**Supplied information:**

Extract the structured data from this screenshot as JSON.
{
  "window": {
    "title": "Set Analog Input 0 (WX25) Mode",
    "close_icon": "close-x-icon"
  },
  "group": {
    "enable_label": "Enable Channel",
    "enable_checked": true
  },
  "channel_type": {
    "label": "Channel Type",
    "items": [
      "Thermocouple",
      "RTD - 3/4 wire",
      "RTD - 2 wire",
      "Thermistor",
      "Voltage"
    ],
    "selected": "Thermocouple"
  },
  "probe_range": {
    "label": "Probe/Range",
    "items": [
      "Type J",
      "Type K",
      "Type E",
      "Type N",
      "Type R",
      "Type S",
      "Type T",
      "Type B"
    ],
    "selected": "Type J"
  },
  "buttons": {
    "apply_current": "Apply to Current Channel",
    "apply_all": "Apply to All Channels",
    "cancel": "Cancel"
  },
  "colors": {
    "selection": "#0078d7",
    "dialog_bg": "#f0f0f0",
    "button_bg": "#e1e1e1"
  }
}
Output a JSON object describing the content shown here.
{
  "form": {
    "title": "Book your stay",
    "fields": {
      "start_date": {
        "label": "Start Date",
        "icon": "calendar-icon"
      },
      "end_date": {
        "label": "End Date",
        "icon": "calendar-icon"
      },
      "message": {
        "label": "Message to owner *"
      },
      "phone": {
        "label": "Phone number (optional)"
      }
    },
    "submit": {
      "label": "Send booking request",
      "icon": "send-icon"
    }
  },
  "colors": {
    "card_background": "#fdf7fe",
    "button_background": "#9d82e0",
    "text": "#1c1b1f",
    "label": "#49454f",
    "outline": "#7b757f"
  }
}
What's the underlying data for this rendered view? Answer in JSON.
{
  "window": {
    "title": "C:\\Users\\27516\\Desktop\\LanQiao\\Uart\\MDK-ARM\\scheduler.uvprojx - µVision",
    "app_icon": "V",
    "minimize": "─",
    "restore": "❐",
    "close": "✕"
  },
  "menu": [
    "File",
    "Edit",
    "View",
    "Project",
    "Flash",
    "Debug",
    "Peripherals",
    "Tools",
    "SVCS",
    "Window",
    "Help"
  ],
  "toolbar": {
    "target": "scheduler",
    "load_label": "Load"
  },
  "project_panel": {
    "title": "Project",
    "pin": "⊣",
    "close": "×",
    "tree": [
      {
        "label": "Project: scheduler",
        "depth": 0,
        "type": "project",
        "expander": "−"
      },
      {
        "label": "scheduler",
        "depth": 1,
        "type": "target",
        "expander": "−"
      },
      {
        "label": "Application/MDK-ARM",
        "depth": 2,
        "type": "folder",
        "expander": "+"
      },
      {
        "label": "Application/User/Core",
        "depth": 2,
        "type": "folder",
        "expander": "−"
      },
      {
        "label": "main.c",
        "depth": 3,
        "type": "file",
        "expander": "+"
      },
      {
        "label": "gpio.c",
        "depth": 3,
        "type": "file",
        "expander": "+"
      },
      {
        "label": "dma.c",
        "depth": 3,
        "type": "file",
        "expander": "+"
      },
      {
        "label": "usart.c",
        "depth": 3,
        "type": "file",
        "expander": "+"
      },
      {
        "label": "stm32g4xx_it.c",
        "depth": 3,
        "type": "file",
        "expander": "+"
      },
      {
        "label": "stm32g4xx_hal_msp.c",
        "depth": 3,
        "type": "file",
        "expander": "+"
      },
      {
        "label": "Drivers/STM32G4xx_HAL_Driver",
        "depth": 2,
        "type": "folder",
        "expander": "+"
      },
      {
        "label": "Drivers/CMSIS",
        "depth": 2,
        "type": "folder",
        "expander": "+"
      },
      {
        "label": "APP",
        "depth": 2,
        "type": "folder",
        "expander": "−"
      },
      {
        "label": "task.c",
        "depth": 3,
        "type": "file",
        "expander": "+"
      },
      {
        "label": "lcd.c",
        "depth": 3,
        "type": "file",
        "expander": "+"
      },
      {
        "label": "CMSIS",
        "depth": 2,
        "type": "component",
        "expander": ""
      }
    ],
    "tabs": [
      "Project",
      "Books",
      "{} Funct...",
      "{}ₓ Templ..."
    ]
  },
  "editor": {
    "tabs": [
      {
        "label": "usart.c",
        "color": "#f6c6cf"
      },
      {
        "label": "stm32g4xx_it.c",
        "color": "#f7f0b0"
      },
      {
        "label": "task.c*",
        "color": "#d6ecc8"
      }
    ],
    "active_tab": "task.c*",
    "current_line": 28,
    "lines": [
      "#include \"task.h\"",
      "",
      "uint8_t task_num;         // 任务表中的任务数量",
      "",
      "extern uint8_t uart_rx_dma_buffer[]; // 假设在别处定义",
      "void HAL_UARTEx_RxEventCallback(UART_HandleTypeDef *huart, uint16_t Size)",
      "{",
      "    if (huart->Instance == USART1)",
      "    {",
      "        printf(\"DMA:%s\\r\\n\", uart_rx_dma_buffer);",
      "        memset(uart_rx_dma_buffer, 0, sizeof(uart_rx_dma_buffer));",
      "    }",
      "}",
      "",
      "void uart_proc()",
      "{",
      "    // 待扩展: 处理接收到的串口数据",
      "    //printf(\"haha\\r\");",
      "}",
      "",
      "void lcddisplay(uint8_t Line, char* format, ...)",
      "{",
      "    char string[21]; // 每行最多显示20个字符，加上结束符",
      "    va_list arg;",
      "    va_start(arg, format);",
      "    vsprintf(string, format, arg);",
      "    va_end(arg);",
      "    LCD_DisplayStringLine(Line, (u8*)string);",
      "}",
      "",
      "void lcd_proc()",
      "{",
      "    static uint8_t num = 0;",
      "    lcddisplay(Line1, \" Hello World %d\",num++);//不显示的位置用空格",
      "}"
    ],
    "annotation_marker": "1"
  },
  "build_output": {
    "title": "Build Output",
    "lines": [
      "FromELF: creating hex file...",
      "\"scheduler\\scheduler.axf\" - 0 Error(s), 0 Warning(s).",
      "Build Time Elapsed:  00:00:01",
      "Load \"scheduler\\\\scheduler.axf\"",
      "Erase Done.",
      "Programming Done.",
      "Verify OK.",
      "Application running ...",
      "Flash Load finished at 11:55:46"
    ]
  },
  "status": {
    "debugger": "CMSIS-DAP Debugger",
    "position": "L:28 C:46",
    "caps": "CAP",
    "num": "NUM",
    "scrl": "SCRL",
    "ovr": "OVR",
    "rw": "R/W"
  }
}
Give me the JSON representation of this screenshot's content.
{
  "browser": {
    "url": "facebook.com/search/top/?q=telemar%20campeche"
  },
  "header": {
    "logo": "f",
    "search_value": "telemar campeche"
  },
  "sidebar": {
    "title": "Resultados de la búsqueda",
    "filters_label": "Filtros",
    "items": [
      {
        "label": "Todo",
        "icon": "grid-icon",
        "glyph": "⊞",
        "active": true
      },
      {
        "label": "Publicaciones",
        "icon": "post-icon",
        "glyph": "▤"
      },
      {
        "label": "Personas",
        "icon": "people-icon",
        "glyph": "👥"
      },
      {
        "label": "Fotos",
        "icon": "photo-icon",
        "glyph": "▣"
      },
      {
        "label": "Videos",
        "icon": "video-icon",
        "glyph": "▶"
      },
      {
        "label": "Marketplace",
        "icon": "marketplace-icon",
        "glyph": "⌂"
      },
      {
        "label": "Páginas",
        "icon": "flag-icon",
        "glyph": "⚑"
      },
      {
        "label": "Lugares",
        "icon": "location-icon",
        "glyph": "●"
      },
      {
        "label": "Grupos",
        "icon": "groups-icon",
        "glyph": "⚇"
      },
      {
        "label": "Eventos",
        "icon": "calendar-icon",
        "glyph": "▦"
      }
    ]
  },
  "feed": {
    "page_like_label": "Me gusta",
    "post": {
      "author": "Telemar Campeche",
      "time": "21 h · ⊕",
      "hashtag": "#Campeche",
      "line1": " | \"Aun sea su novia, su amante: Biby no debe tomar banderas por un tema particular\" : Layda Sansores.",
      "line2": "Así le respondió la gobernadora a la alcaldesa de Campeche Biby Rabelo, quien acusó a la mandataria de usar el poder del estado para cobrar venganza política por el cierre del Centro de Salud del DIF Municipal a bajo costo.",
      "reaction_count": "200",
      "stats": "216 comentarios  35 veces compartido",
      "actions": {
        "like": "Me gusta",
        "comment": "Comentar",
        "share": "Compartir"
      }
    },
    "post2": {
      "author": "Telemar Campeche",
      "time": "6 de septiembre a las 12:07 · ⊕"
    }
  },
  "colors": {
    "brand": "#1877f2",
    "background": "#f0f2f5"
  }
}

**What you need to do:**
Select the lines in this material that hold the word "Application", leaving none out.

**Response to the exercise:**
        "label": "Application/MDK-ARM",
        "label": "Application/User/Core",
      "Application running ...",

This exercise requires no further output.